REQUEST
Drop the pictures, then extract the listing word for word.

Structured figure records
----------------------------------------

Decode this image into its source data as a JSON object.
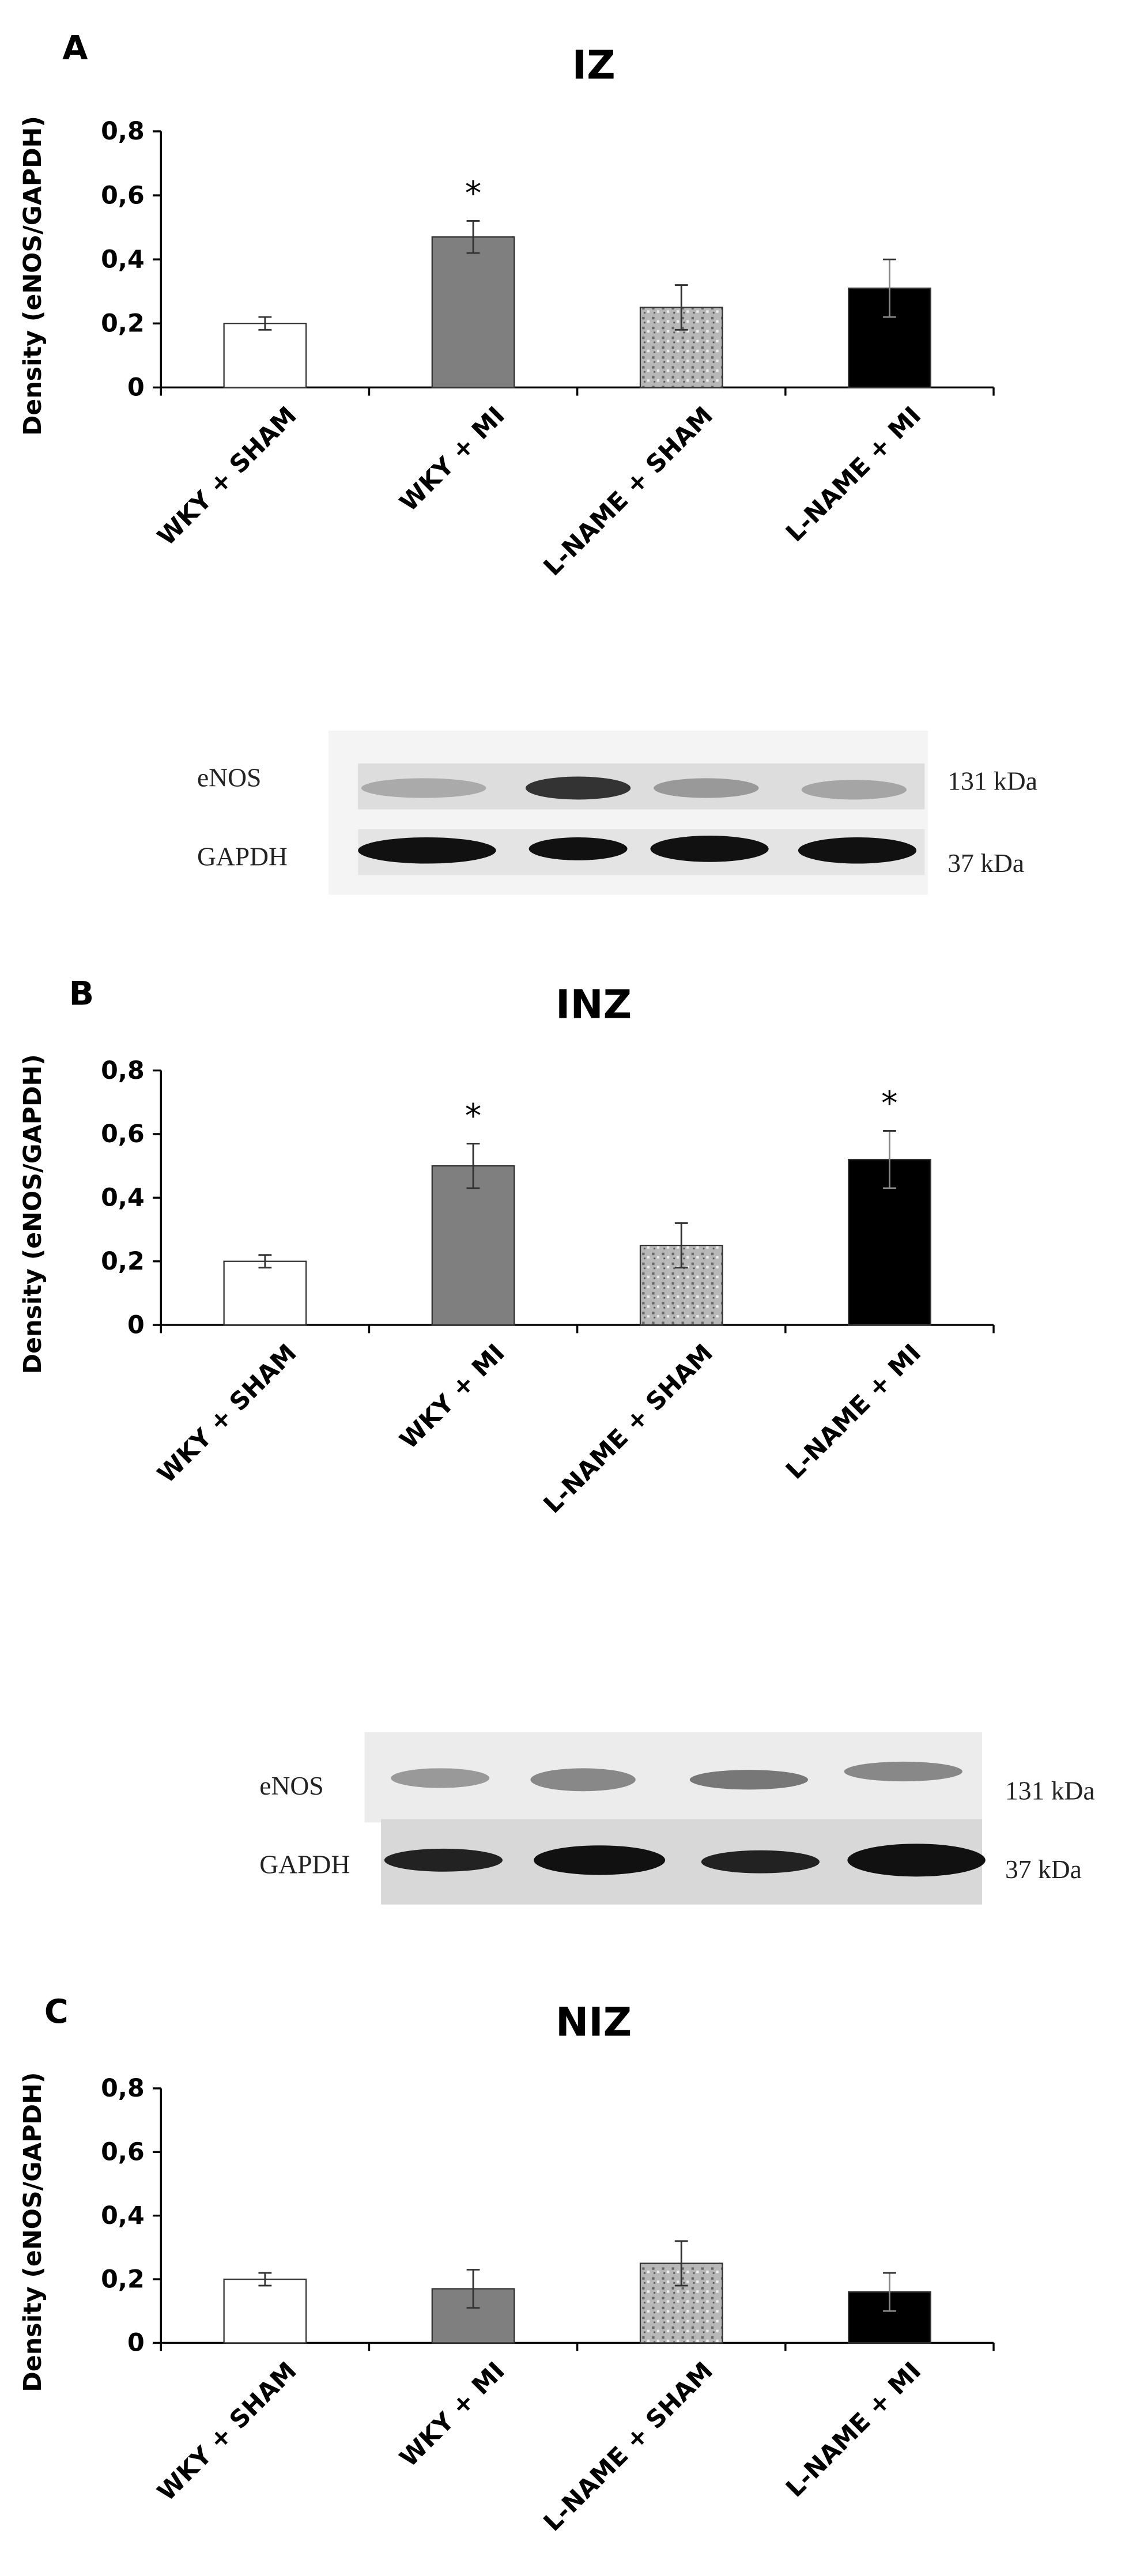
{
  "chart_data": [
    {
      "type": "bar",
      "panel_label": "A",
      "title": "IZ",
      "y_label": "Density (eNOS/GAPDH)",
      "categories": [
        "WKY + SHAM",
        "WKY + MI",
        "L-NAME + SHAM",
        "L-NAME + MI"
      ],
      "values": [
        0.2,
        0.47,
        0.25,
        0.31
      ],
      "errors": [
        0.02,
        0.05,
        0.07,
        0.09
      ],
      "significance": [
        null,
        "*",
        null,
        null
      ],
      "colors": [
        "#ffffff",
        "#7f7f7f",
        "#b8b8b8",
        "#000000"
      ],
      "ylim": [
        0,
        0.8
      ],
      "yticks": [
        0,
        {
          "value": 0.2,
          "label": "0,2"
        },
        {
          "value": 0.4,
          "label": "0,4"
        },
        {
          "value": 0.6,
          "label": "0,6"
        },
        {
          "value": 0.8,
          "label": "0,8"
        }
      ]
    },
    {
      "type": "bar",
      "panel_label": "B",
      "title": "INZ",
      "y_label": "Density (eNOS/GAPDH)",
      "categories": [
        "WKY + SHAM",
        "WKY + MI",
        "L-NAME + SHAM",
        "L-NAME + MI"
      ],
      "values": [
        0.2,
        0.5,
        0.25,
        0.52
      ],
      "errors": [
        0.02,
        0.07,
        0.07,
        0.09
      ],
      "significance": [
        null,
        "*",
        null,
        "*"
      ],
      "colors": [
        "#ffffff",
        "#7f7f7f",
        "#b8b8b8",
        "#000000"
      ],
      "ylim": [
        0,
        0.8
      ],
      "yticks": [
        0,
        {
          "value": 0.2,
          "label": "0,2"
        },
        {
          "value": 0.4,
          "label": "0,4"
        },
        {
          "value": 0.6,
          "label": "0,6"
        },
        {
          "value": 0.8,
          "label": "0,8"
        }
      ]
    },
    {
      "type": "bar",
      "panel_label": "C",
      "title": "NIZ",
      "y_label": "Density (eNOS/GAPDH)",
      "categories": [
        "WKY + SHAM",
        "WKY + MI",
        "L-NAME + SHAM",
        "L-NAME + MI"
      ],
      "values": [
        0.2,
        0.17,
        0.25,
        0.16
      ],
      "errors": [
        0.02,
        0.06,
        0.07,
        0.06
      ],
      "significance": [
        null,
        null,
        null,
        null
      ],
      "colors": [
        "#ffffff",
        "#7f7f7f",
        "#b8b8b8",
        "#000000"
      ],
      "ylim": [
        0,
        0.8
      ],
      "yticks": [
        0,
        {
          "value": 0.2,
          "label": "0,2"
        },
        {
          "value": 0.4,
          "label": "0,4"
        },
        {
          "value": 0.6,
          "label": "0,6"
        },
        {
          "value": 0.8,
          "label": "0,8"
        }
      ]
    }
  ],
  "blots": [
    {
      "rows": [
        {
          "label": "eNOS",
          "size": "131 kDa"
        },
        {
          "label": "GAPDH",
          "size": "37 kDa"
        }
      ]
    },
    {
      "rows": [
        {
          "label": "eNOS",
          "size": "131 kDa"
        },
        {
          "label": "GAPDH",
          "size": "37 kDa"
        }
      ]
    }
  ]
}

----------------------------------------

SOLVED PROBLEM
Decode this image into its source data as a JSON object.
{
  "chart_data": [
    {
      "type": "bar",
      "panel_label": "A",
      "title": "IZ",
      "y_label": "Density (eNOS/GAPDH)",
      "categories": [
        "WKY + SHAM",
        "WKY + MI",
        "L-NAME + SHAM",
        "L-NAME + MI"
      ],
      "values": [
        0.2,
        0.47,
        0.25,
        0.31
      ],
      "errors": [
        0.02,
        0.05,
        0.07,
        0.09
      ],
      "significance": [
        null,
        "*",
        null,
        null
      ],
      "colors": [
        "#ffffff",
        "#7f7f7f",
        "#b8b8b8",
        "#000000"
      ],
      "ylim": [
        0,
        0.8
      ],
      "yticks": [
        0,
        {
          "value": 0.2,
          "label": "0,2"
        },
        {
          "value": 0.4,
          "label": "0,4"
        },
        {
          "value": 0.6,
          "label": "0,6"
        },
        {
          "value": 0.8,
          "label": "0,8"
        }
      ]
    },
    {
      "type": "bar",
      "panel_label": "B",
      "title": "INZ",
      "y_label": "Density (eNOS/GAPDH)",
      "categories": [
        "WKY + SHAM",
        "WKY + MI",
        "L-NAME + SHAM",
        "L-NAME + MI"
      ],
      "values": [
        0.2,
        0.5,
        0.25,
        0.52
      ],
      "errors": [
        0.02,
        0.07,
        0.07,
        0.09
      ],
      "significance": [
        null,
        "*",
        null,
        "*"
      ],
      "colors": [
        "#ffffff",
        "#7f7f7f",
        "#b8b8b8",
        "#000000"
      ],
      "ylim": [
        0,
        0.8
      ],
      "yticks": [
        0,
        {
          "value": 0.2,
          "label": "0,2"
        },
        {
          "value": 0.4,
          "label": "0,4"
        },
        {
          "value": 0.6,
          "label": "0,6"
        },
        {
          "value": 0.8,
          "label": "0,8"
        }
      ]
    },
    {
      "type": "bar",
      "panel_label": "C",
      "title": "NIZ",
      "y_label": "Density (eNOS/GAPDH)",
      "categories": [
        "WKY + SHAM",
        "WKY + MI",
        "L-NAME + SHAM",
        "L-NAME + MI"
      ],
      "values": [
        0.2,
        0.17,
        0.25,
        0.16
      ],
      "errors": [
        0.02,
        0.06,
        0.07,
        0.06
      ],
      "significance": [
        null,
        null,
        null,
        null
      ],
      "colors": [
        "#ffffff",
        "#7f7f7f",
        "#b8b8b8",
        "#000000"
      ],
      "ylim": [
        0,
        0.8
      ],
      "yticks": [
        0,
        {
          "value": 0.2,
          "label": "0,2"
        },
        {
          "value": 0.4,
          "label": "0,4"
        },
        {
          "value": 0.6,
          "label": "0,6"
        },
        {
          "value": 0.8,
          "label": "0,8"
        }
      ]
    }
  ],
  "blots": [
    {
      "rows": [
        {
          "label": "eNOS",
          "size": "131 kDa"
        },
        {
          "label": "GAPDH",
          "size": "37 kDa"
        }
      ]
    },
    {
      "rows": [
        {
          "label": "eNOS",
          "size": "131 kDa"
        },
        {
          "label": "GAPDH",
          "size": "37 kDa"
        }
      ]
    }
  ]
}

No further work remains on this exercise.